## Problem
Enter each line of the listing below into a numbered list, skipping blank lines. Leave the picture out of your answer.

## Task material
==================================================
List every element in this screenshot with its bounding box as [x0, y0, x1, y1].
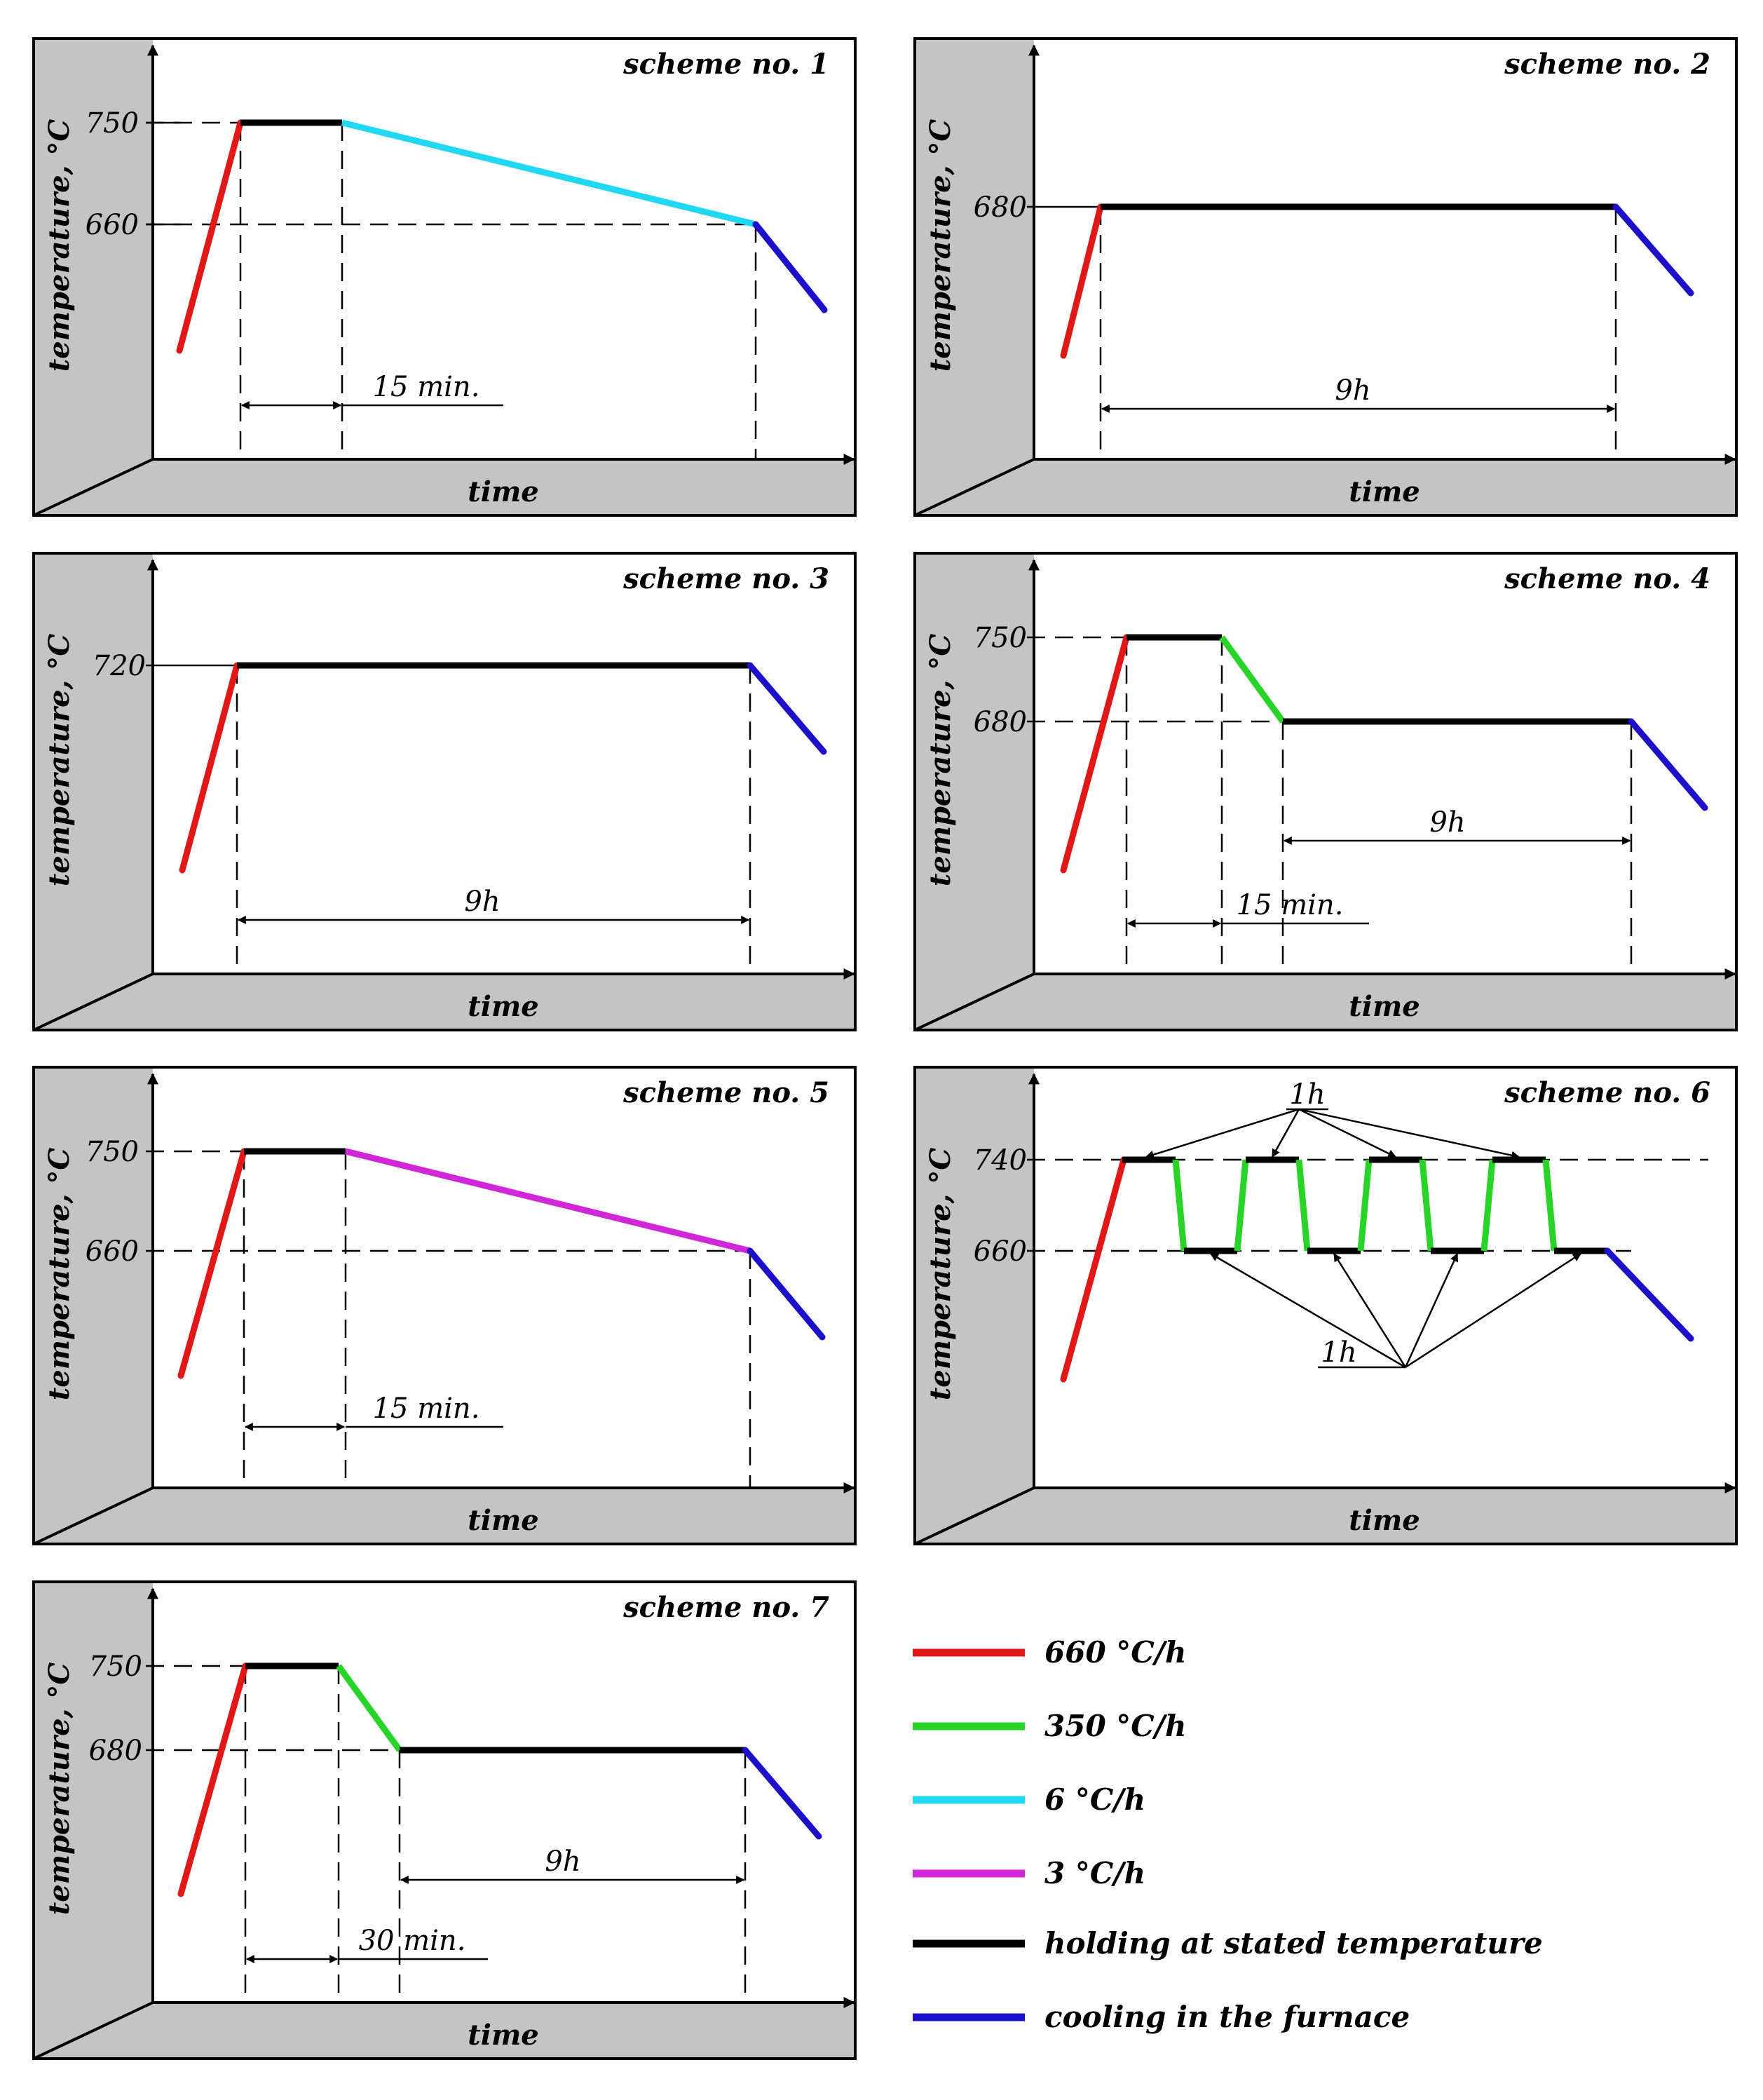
- scheme-1-x-label: time: [468, 475, 538, 508]
- scheme-5-x-label: time: [468, 1504, 538, 1537]
- scheme-1-heating-segment: [176, 119, 244, 354]
- scheme-1-panel: scheme no. 1 time temperature, °C 750 66…: [32, 37, 857, 517]
- legend-item-holding: holding at stated temperature: [913, 1926, 1543, 1960]
- scheme-7-furnace-cooling-segment: [742, 1747, 822, 1840]
- scheme-4-title: scheme no. 4: [1504, 562, 1710, 595]
- scheme-4-x-label: time: [1349, 990, 1420, 1023]
- scheme-1-y-label: temperature, °C: [43, 119, 76, 372]
- scheme-7-temp-750: 750: [89, 1651, 142, 1683]
- scheme-6-temp-660: 660: [974, 1235, 1027, 1268]
- scheme-1-plot-area: [153, 39, 855, 459]
- scheme-7-heating-segment: [177, 1662, 249, 1897]
- scheme-3-furnace-cooling-segment: [747, 662, 827, 755]
- scheme-7-y-label: temperature, °C: [43, 1662, 76, 1916]
- scheme-6-heating-segment: [1060, 1156, 1127, 1383]
- scheme-5-panel: scheme no. 5 time temperature, °C 750 66…: [32, 1066, 857, 1545]
- scheme-5-temp-660: 660: [86, 1235, 139, 1268]
- scheme-3-y-label: temperature, °C: [43, 634, 76, 887]
- scheme-7-panel: scheme no. 7 time temperature, °C 750 68…: [32, 1580, 857, 2060]
- legend-item-660: 660 °C/h: [913, 1635, 1187, 1669]
- scheme-7-title: scheme no. 7: [622, 1591, 829, 1624]
- scheme-1-title: scheme no. 1: [622, 48, 829, 81]
- legend-label-6: 6 °C/h: [1044, 1782, 1145, 1817]
- scheme-6-cycle: [1122, 1156, 1607, 1254]
- legend-label-350: 350 °C/h: [1044, 1709, 1187, 1743]
- scheme-7-dim-label-30min: 30 min.: [359, 1925, 466, 1957]
- scheme-5-temp-750: 750: [86, 1136, 139, 1168]
- scheme-5-heating-segment: [177, 1148, 247, 1379]
- scheme-3-temp-720: 720: [93, 650, 146, 682]
- scheme-4-dim-label-9h: 9h: [1429, 806, 1465, 839]
- scheme-4-y-label: temperature, °C: [924, 634, 957, 887]
- scheme-3-title: scheme no. 3: [622, 562, 829, 595]
- scheme-4-temp-750: 750: [974, 622, 1027, 654]
- scheme-1-slow-cooling-segment: [341, 119, 757, 228]
- legend-item-3: 3 °C/h: [913, 1856, 1145, 1890]
- scheme-2-panel: scheme no. 2 time temperature, °C 680 9h: [913, 37, 1738, 517]
- scheme-2-x-label: time: [1349, 475, 1420, 508]
- scheme-5-y-label: temperature, °C: [43, 1148, 76, 1401]
- scheme-2-title: scheme no. 2: [1504, 48, 1710, 81]
- scheme-1-temp-660: 660: [86, 209, 139, 241]
- scheme-5-furnace-cooling-segment: [747, 1247, 826, 1341]
- scheme-5-title: scheme no. 5: [622, 1076, 829, 1109]
- scheme-1-temp-750: 750: [86, 107, 139, 140]
- scheme-4-temp-680: 680: [974, 706, 1027, 738]
- scheme-4-furnace-cooling-segment: [1628, 718, 1708, 811]
- scheme-7-fast-cooling-segment: [336, 1664, 402, 1752]
- scheme-5-dim-label: 15 min.: [373, 1393, 480, 1425]
- scheme-2-furnace-cooling-segment: [1612, 203, 1694, 297]
- scheme-6-label-1h-top: 1h: [1289, 1078, 1325, 1111]
- scheme-6-label-1h-bottom: 1h: [1321, 1336, 1356, 1369]
- scheme-6-temp-740: 740: [974, 1144, 1027, 1177]
- legend-label-furnace: cooling in the furnace: [1044, 2000, 1410, 2034]
- scheme-1-floor-edge: [33, 458, 154, 517]
- legend-item-6: 6 °C/h: [913, 1782, 1145, 1817]
- scheme-6-x-label: time: [1349, 1504, 1420, 1537]
- legend: 660 °C/h 350 °C/h 6 °C/h 3 °C/h holding …: [913, 1635, 1543, 2034]
- legend-item-350: 350 °C/h: [913, 1709, 1187, 1743]
- scheme-2-y-label: temperature, °C: [924, 119, 957, 372]
- scheme-4-fast-cooling-segment: [1219, 635, 1286, 724]
- scheme-7-temp-680: 680: [89, 1735, 142, 1767]
- scheme-6-title: scheme no. 6: [1504, 1076, 1710, 1109]
- scheme-4-panel: scheme no. 4 time temperature, °C 750 68…: [913, 552, 1738, 1031]
- scheme-6-panel: scheme no. 6 time temperature, °C 740 66…: [913, 1066, 1738, 1545]
- legend-label-3: 3 °C/h: [1044, 1856, 1145, 1890]
- legend-label-holding: holding at stated temperature: [1044, 1926, 1543, 1960]
- scheme-2-temp-680: 680: [974, 191, 1027, 224]
- scheme-4-heating-segment: [1060, 634, 1130, 874]
- scheme-2-heating-segment: [1060, 203, 1104, 359]
- scheme-3-heating-segment: [179, 662, 240, 874]
- scheme-3-panel: scheme no. 3 time temperature, °C 720 9h: [32, 552, 857, 1031]
- scheme-2-dim-label: 9h: [1335, 374, 1370, 407]
- scheme-5-slow-cooling-segment: [344, 1148, 751, 1254]
- scheme-6-furnace-cooling-segment: [1604, 1247, 1694, 1342]
- legend-item-furnace: cooling in the furnace: [913, 2000, 1410, 2034]
- scheme-4-dim-label-15min: 15 min.: [1237, 889, 1344, 921]
- scheme-1-dim-label: 15 min.: [373, 371, 480, 403]
- scheme-3-x-label: time: [468, 990, 538, 1023]
- scheme-6-y-label: temperature, °C: [924, 1148, 957, 1401]
- scheme-3-dim-label: 9h: [464, 886, 500, 918]
- scheme-7-x-label: time: [468, 2019, 538, 2052]
- legend-label-660: 660 °C/h: [1044, 1635, 1187, 1669]
- scheme-7-dim-label-9h: 9h: [545, 1845, 580, 1878]
- scheme-1-furnace-cooling-segment: [752, 221, 828, 313]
==================================================
## Exercise output
1. List every element in this screenshot with its bounding box as [x0, y0, x1, y1].
2. - scheme-1-x-label: time: [468, 475, 538, 508]
3. - scheme-5-x-label: time: [468, 1504, 538, 1537]
4. - scheme-1-heating-segment: [176, 119, 244, 354]
5. - scheme-1-panel: scheme no. 1 time temperature, °C 750 66…: [32, 37, 857, 517]
6. - legend-item-holding: holding at stated temperature: [913, 1926, 1543, 1960]
7. - scheme-7-furnace-cooling-segment: [742, 1747, 822, 1840]
8. - scheme-4-title: scheme no. 4: [1504, 562, 1710, 595]
9. - scheme-4-x-label: time: [1349, 990, 1420, 1023]
10. - scheme-1-y-label: temperature, °C: [43, 119, 76, 372]
11. - scheme-7-temp-750: 750: [89, 1651, 142, 1683]
12. - scheme-6-temp-660: 660: [974, 1235, 1027, 1268]
13. - scheme-1-plot-area: [153, 39, 855, 459]
14. - scheme-7-heating-segment: [177, 1662, 249, 1897]
15. - scheme-3-furnace-cooling-segment: [747, 662, 827, 755]
16. - scheme-7-y-label: temperature, °C: [43, 1662, 76, 1916]
17. - scheme-6-heating-segment: [1060, 1156, 1127, 1383]
18. - scheme-5-panel: scheme no. 5 time temperature, °C 750 66…: [32, 1066, 857, 1545]
19. - scheme-5-temp-660: 660: [86, 1235, 139, 1268]
20. - scheme-3-y-label: temperature, °C: [43, 634, 76, 887]
21. - scheme-7-panel: scheme no. 7 time temperature, °C 750 68…: [32, 1580, 857, 2060]
22. - legend-item-660: 660 °C/h: [913, 1635, 1187, 1669]
23. - scheme-7-title: scheme no. 7: [622, 1591, 829, 1624]
24. - scheme-1-title: scheme no. 1: [622, 48, 829, 81]
25. - legend-label-6: 6 °C/h: [1044, 1782, 1145, 1817]
26. - scheme-6-cycle: [1122, 1156, 1607, 1254]
27. - legend-label-350: 350 °C/h: [1044, 1709, 1187, 1743]
28. - scheme-7-dim-label-30min: 30 min.: [359, 1925, 466, 1957]
29. - scheme-5-temp-750: 750: [86, 1136, 139, 1168]
30. - scheme-5-heating-segment: [177, 1148, 247, 1379]
31. - scheme-3-temp-720: 720: [93, 650, 146, 682]
32. - scheme-4-dim-label-9h: 9h: [1429, 806, 1465, 839]
33. - scheme-4-y-label: temperature, °C: [924, 634, 957, 887]
34. - scheme-3-title: scheme no. 3: [622, 562, 829, 595]
35. - scheme-4-temp-750: 750: [974, 622, 1027, 654]
36. - scheme-1-slow-cooling-segment: [341, 119, 757, 228]
37. - legend-item-3: 3 °C/h: [913, 1856, 1145, 1890]
38. - scheme-2-panel: scheme no. 2 time temperature, °C 680 9h: [913, 37, 1738, 517]
39. - scheme-2-x-label: time: [1349, 475, 1420, 508]
40. - scheme-5-y-label: temperature, °C: [43, 1148, 76, 1401]
41. - scheme-2-title: scheme no. 2: [1504, 48, 1710, 81]
42. - scheme-1-temp-660: 660: [86, 209, 139, 241]
43. - scheme-5-furnace-cooling-segment: [747, 1247, 826, 1341]
44. - scheme-5-title: scheme no. 5: [622, 1076, 829, 1109]
45. - scheme-1-temp-750: 750: [86, 107, 139, 140]
46. - scheme-4-temp-680: 680: [974, 706, 1027, 738]
47. - scheme-4-furnace-cooling-segment: [1628, 718, 1708, 811]
48. - scheme-7-fast-cooling-segment: [336, 1664, 402, 1752]
49. - scheme-5-dim-label: 15 min.: [373, 1393, 480, 1425]
50. - scheme-2-furnace-cooling-segment: [1612, 203, 1694, 297]
51. - scheme-6-label-1h-top: 1h: [1289, 1078, 1325, 1111]
52. - scheme-6-label-1h-bottom: 1h: [1321, 1336, 1356, 1369]
53. - scheme-6-temp-740: 740: [974, 1144, 1027, 1177]
54. - legend-label-furnace: cooling in the furnace: [1044, 2000, 1410, 2034]
55. - scheme-1-floor-edge: [33, 458, 154, 517]
56. - legend-item-6: 6 °C/h: [913, 1782, 1145, 1817]
57. - scheme-6-x-label: time: [1349, 1504, 1420, 1537]
58. - legend: 660 °C/h 350 °C/h 6 °C/h 3 °C/h holding …: [913, 1635, 1543, 2034]
59. - legend-item-350: 350 °C/h: [913, 1709, 1187, 1743]
60. - scheme-2-y-label: temperature, °C: [924, 119, 957, 372]
61. - scheme-4-fast-cooling-segment: [1219, 635, 1286, 724]
62. - scheme-7-temp-680: 680: [89, 1735, 142, 1767]
63. - scheme-6-title: scheme no. 6: [1504, 1076, 1710, 1109]
64. - scheme-4-panel: scheme no. 4 time temperature, °C 750 68…: [913, 552, 1738, 1031]
65. - scheme-6-panel: scheme no. 6 time temperature, °C 740 66…: [913, 1066, 1738, 1545]
66. - legend-label-3: 3 °C/h: [1044, 1856, 1145, 1890]
67. - legend-label-holding: holding at stated temperature: [1044, 1926, 1543, 1960]
68. - scheme-2-temp-680: 680: [974, 191, 1027, 224]
69. - scheme-4-heating-segment: [1060, 634, 1130, 874]
70. - scheme-2-heating-segment: [1060, 203, 1104, 359]
71. - scheme-3-heating-segment: [179, 662, 240, 874]
72. - scheme-3-panel: scheme no. 3 time temperature, °C 720 9h: [32, 552, 857, 1031]
73. - scheme-2-dim-label: 9h: [1335, 374, 1370, 407]
74. - scheme-5-slow-cooling-segment: [344, 1148, 751, 1254]
75. - scheme-6-furnace-cooling-segment: [1604, 1247, 1694, 1342]
76. - legend-item-furnace: cooling in the furnace: [913, 2000, 1410, 2034]
77. - scheme-4-dim-label-15min: 15 min.: [1237, 889, 1344, 921]
78. - scheme-1-dim-label: 15 min.: [373, 371, 480, 403]
79. - scheme-3-x-label: time: [468, 990, 538, 1023]
80. - scheme-6-y-label: temperature, °C: [924, 1148, 957, 1401]
81. - scheme-3-dim-label: 9h: [464, 886, 500, 918]
82. - scheme-7-x-label: time: [468, 2019, 538, 2052]
83. - legend-label-660: 660 °C/h: [1044, 1635, 1187, 1669]
84. - scheme-7-dim-label-9h: 9h: [545, 1845, 580, 1878]
85. - scheme-1-furnace-cooling-segment: [752, 221, 828, 313]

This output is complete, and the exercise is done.